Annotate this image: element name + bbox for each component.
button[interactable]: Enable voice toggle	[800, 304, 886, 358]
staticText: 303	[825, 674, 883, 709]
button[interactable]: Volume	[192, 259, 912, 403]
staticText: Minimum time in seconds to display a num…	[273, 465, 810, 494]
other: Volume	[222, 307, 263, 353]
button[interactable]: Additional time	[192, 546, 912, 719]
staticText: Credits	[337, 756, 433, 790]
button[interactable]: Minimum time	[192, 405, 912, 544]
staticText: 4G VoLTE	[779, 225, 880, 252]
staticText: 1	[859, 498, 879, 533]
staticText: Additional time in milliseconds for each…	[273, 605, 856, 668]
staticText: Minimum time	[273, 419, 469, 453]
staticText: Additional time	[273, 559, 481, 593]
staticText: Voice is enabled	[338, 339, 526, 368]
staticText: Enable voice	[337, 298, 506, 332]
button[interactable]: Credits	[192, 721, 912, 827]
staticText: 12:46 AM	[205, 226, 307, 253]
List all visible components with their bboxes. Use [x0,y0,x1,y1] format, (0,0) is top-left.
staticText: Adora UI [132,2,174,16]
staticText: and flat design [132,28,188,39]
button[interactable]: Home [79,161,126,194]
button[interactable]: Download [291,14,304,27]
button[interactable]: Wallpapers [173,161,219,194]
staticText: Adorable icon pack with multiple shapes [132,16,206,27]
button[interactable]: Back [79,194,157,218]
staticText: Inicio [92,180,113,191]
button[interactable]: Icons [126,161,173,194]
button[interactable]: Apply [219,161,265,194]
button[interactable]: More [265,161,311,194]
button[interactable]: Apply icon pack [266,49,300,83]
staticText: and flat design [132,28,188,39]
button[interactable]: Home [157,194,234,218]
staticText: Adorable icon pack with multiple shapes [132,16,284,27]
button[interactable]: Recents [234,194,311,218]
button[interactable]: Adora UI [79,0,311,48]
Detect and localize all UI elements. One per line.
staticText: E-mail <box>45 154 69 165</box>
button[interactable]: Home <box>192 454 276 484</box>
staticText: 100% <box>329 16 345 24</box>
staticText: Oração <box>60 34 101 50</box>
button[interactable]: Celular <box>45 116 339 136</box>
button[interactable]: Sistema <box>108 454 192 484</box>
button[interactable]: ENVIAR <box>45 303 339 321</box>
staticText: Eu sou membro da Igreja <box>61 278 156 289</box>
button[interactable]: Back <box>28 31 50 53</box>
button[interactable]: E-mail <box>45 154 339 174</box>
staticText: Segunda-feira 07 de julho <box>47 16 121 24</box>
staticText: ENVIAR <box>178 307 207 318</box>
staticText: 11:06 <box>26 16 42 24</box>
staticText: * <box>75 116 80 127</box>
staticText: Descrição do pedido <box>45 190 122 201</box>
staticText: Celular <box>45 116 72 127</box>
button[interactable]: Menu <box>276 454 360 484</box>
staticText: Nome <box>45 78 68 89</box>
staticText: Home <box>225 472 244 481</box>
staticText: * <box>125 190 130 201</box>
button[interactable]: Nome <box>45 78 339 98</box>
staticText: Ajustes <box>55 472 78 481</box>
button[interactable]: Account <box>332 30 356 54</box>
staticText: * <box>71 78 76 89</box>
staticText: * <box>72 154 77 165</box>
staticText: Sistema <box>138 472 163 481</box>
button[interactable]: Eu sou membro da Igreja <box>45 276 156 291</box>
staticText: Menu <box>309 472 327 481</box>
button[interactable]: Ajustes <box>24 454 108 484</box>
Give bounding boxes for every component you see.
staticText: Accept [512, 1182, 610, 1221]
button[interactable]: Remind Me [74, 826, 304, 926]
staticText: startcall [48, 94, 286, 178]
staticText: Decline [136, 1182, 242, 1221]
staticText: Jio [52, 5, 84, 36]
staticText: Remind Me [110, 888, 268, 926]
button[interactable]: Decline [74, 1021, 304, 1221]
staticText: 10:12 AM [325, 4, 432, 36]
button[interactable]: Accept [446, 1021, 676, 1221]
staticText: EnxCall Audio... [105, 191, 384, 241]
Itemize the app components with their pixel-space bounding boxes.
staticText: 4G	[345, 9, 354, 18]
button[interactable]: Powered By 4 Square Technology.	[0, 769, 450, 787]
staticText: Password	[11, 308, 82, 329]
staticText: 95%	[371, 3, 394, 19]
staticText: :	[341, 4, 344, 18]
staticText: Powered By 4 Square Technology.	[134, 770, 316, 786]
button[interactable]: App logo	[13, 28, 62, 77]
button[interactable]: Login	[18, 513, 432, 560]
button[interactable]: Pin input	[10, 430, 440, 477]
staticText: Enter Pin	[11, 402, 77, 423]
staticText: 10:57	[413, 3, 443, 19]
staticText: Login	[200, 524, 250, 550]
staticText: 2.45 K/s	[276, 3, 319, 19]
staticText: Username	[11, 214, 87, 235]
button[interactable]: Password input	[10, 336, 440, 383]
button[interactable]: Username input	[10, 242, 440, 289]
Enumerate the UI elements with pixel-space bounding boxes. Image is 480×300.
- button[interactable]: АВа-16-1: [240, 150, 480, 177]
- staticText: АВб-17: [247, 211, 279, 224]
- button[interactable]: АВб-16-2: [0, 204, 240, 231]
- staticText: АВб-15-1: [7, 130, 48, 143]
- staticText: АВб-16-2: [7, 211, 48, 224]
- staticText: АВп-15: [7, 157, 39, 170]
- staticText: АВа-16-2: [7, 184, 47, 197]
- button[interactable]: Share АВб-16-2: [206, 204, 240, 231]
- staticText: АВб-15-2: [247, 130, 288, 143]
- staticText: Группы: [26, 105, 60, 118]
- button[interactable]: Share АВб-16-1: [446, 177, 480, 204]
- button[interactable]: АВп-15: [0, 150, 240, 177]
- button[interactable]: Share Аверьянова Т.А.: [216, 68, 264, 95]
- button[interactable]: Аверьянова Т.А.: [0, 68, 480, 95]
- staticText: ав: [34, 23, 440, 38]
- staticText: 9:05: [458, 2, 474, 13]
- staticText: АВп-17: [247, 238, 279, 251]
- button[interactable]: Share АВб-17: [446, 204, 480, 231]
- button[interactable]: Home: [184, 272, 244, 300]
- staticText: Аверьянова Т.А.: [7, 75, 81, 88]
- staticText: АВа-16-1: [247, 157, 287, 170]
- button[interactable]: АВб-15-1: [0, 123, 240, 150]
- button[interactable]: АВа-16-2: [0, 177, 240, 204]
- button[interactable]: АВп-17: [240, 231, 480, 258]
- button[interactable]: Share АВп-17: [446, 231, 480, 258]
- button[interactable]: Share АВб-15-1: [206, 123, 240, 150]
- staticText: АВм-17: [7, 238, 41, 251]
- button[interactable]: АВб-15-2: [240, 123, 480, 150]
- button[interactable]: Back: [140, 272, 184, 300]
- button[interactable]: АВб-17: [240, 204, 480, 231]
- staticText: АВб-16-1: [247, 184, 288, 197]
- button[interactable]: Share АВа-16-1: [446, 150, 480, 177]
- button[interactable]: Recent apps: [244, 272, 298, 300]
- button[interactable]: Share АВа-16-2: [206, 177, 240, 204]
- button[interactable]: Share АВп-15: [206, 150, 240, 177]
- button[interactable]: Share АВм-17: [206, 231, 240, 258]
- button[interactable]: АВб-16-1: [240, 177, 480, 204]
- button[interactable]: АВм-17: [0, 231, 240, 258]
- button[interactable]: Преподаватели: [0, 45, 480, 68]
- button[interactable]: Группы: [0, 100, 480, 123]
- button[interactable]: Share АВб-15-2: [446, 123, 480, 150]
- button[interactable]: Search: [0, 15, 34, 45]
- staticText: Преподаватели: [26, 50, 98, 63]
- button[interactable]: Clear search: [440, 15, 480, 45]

» Challenge
Can you retype the entire listing above, every line unchanged?

» Answer
Annotate this image: element name + bbox for each component.
button[interactable]: Enable voice toggle	[800, 304, 886, 358]
staticText: 303	[825, 674, 883, 709]
button[interactable]: Volume	[192, 259, 912, 403]
staticText: Minimum time in seconds to display a num…	[273, 465, 810, 494]
other: Volume	[222, 307, 263, 353]
button[interactable]: Additional time	[192, 546, 912, 719]
staticText: Credits	[337, 756, 433, 790]
button[interactable]: Minimum time	[192, 405, 912, 544]
staticText: 4G VoLTE	[779, 225, 880, 252]
staticText: 1	[859, 498, 879, 533]
staticText: Additional time in milliseconds for each…	[273, 605, 856, 668]
staticText: Minimum time	[273, 419, 469, 453]
staticText: Additional time	[273, 559, 481, 593]
staticText: Voice is enabled	[338, 339, 526, 368]
staticText: Enable voice	[337, 298, 506, 332]
button[interactable]: Credits	[192, 721, 912, 827]
staticText: 12:46 AM	[205, 226, 307, 253]
List all visible components with their bboxes. Use [x0,y0,x1,y1] format, (0,0) is top-left.
staticText: Adora UI [132,2,174,16]
staticText: and flat design [132,28,188,39]
button[interactable]: Home [79,161,126,194]
button[interactable]: Download [291,14,304,27]
button[interactable]: Wallpapers [173,161,219,194]
staticText: Adorable icon pack with multiple shapes [132,16,206,27]
button[interactable]: Back [79,194,157,218]
staticText: Inicio [92,180,113,191]
button[interactable]: Icons [126,161,173,194]
button[interactable]: Apply [219,161,265,194]
button[interactable]: More [265,161,311,194]
button[interactable]: Apply icon pack [266,49,300,83]
staticText: and flat design [132,28,188,39]
button[interactable]: Home [157,194,234,218]
staticText: Adorable icon pack with multiple shapes [132,16,284,27]
button[interactable]: Recents [234,194,311,218]
button[interactable]: Adora UI [79,0,311,48]
Detect and localize all UI elements. One per line.
staticText: E-mail <box>45 154 69 165</box>
button[interactable]: Home <box>192 454 276 484</box>
staticText: 100% <box>329 16 345 24</box>
staticText: Oração <box>60 34 101 50</box>
button[interactable]: Celular <box>45 116 339 136</box>
button[interactable]: Sistema <box>108 454 192 484</box>
button[interactable]: ENVIAR <box>45 303 339 321</box>
staticText: Eu sou membro da Igreja <box>61 278 156 289</box>
button[interactable]: Back <box>28 31 50 53</box>
button[interactable]: E-mail <box>45 154 339 174</box>
staticText: Segunda-feira 07 de julho <box>47 16 121 24</box>
staticText: ENVIAR <box>178 307 207 318</box>
staticText: 11:06 <box>26 16 42 24</box>
staticText: * <box>75 116 80 127</box>
staticText: Descrição do pedido <box>45 190 122 201</box>
staticText: Celular <box>45 116 72 127</box>
button[interactable]: Menu <box>276 454 360 484</box>
staticText: Nome <box>45 78 68 89</box>
staticText: Home <box>225 472 244 481</box>
staticText: * <box>125 190 130 201</box>
button[interactable]: Nome <box>45 78 339 98</box>
staticText: Ajustes <box>55 472 78 481</box>
button[interactable]: Account <box>332 30 356 54</box>
staticText: * <box>71 78 76 89</box>
staticText: * <box>72 154 77 165</box>
staticText: Sistema <box>138 472 163 481</box>
button[interactable]: Eu sou membro da Igreja <box>45 276 156 291</box>
staticText: Menu <box>309 472 327 481</box>
button[interactable]: Ajustes <box>24 454 108 484</box>
Give bounding boxes for every component you see.
staticText: Accept [512, 1182, 610, 1221]
button[interactable]: Remind Me [74, 826, 304, 926]
staticText: startcall [48, 94, 286, 178]
staticText: Decline [136, 1182, 242, 1221]
staticText: Jio [52, 5, 84, 36]
staticText: Remind Me [110, 888, 268, 926]
button[interactable]: Decline [74, 1021, 304, 1221]
staticText: 10:12 AM [325, 4, 432, 36]
button[interactable]: Accept [446, 1021, 676, 1221]
staticText: EnxCall Audio... [105, 191, 384, 241]
Itemize the app components with their pixel-space bounding boxes.
staticText: 4G	[345, 9, 354, 18]
button[interactable]: Powered By 4 Square Technology.	[0, 769, 450, 787]
staticText: Password	[11, 308, 82, 329]
staticText: 95%	[371, 3, 394, 19]
staticText: :	[341, 4, 344, 18]
staticText: Powered By 4 Square Technology.	[134, 770, 316, 786]
button[interactable]: App logo	[13, 28, 62, 77]
button[interactable]: Login	[18, 513, 432, 560]
button[interactable]: Pin input	[10, 430, 440, 477]
staticText: Enter Pin	[11, 402, 77, 423]
staticText: 10:57	[413, 3, 443, 19]
staticText: Login	[200, 524, 250, 550]
staticText: 2.45 K/s	[276, 3, 319, 19]
staticText: Username	[11, 214, 87, 235]
button[interactable]: Password input	[10, 336, 440, 383]
button[interactable]: Username input	[10, 242, 440, 289]
Enumerate the UI elements with pixel-space bounding boxes. Image is 480×300.
- button[interactable]: АВа-16-1: [240, 150, 480, 177]
- staticText: АВб-17: [247, 211, 279, 224]
- button[interactable]: АВб-16-2: [0, 204, 240, 231]
- staticText: АВб-15-1: [7, 130, 48, 143]
- staticText: АВб-16-2: [7, 211, 48, 224]
- staticText: АВп-15: [7, 157, 39, 170]
- staticText: АВа-16-2: [7, 184, 47, 197]
- button[interactable]: Share АВб-16-2: [206, 204, 240, 231]
- staticText: АВб-15-2: [247, 130, 288, 143]
- staticText: Группы: [26, 105, 60, 118]
- button[interactable]: Share АВб-16-1: [446, 177, 480, 204]
- button[interactable]: АВп-15: [0, 150, 240, 177]
- button[interactable]: Share Аверьянова Т.А.: [216, 68, 264, 95]
- button[interactable]: Аверьянова Т.А.: [0, 68, 480, 95]
- staticText: ав: [34, 23, 440, 38]
- staticText: 9:05: [458, 2, 474, 13]
- staticText: АВп-17: [247, 238, 279, 251]
- button[interactable]: Share АВб-17: [446, 204, 480, 231]
- button[interactable]: Home: [184, 272, 244, 300]
- staticText: Аверьянова Т.А.: [7, 75, 81, 88]
- staticText: АВа-16-1: [247, 157, 287, 170]
- button[interactable]: АВб-15-1: [0, 123, 240, 150]
- button[interactable]: АВа-16-2: [0, 177, 240, 204]
- button[interactable]: АВп-17: [240, 231, 480, 258]
- button[interactable]: Share АВп-17: [446, 231, 480, 258]
- button[interactable]: Share АВб-15-1: [206, 123, 240, 150]
- staticText: АВм-17: [7, 238, 41, 251]
- button[interactable]: АВб-15-2: [240, 123, 480, 150]
- button[interactable]: Back: [140, 272, 184, 300]
- button[interactable]: АВб-17: [240, 204, 480, 231]
- staticText: АВб-16-1: [247, 184, 288, 197]
- button[interactable]: Share АВа-16-1: [446, 150, 480, 177]
- button[interactable]: Recent apps: [244, 272, 298, 300]
- button[interactable]: Share АВа-16-2: [206, 177, 240, 204]
- button[interactable]: Share АВп-15: [206, 150, 240, 177]
- button[interactable]: Share АВм-17: [206, 231, 240, 258]
- button[interactable]: АВб-16-1: [240, 177, 480, 204]
- button[interactable]: АВм-17: [0, 231, 240, 258]
- button[interactable]: Преподаватели: [0, 45, 480, 68]
- button[interactable]: Группы: [0, 100, 480, 123]
- button[interactable]: Share АВб-15-2: [446, 123, 480, 150]
- button[interactable]: Search: [0, 15, 34, 45]
- staticText: Преподаватели: [26, 50, 98, 63]
- button[interactable]: Clear search: [440, 15, 480, 45]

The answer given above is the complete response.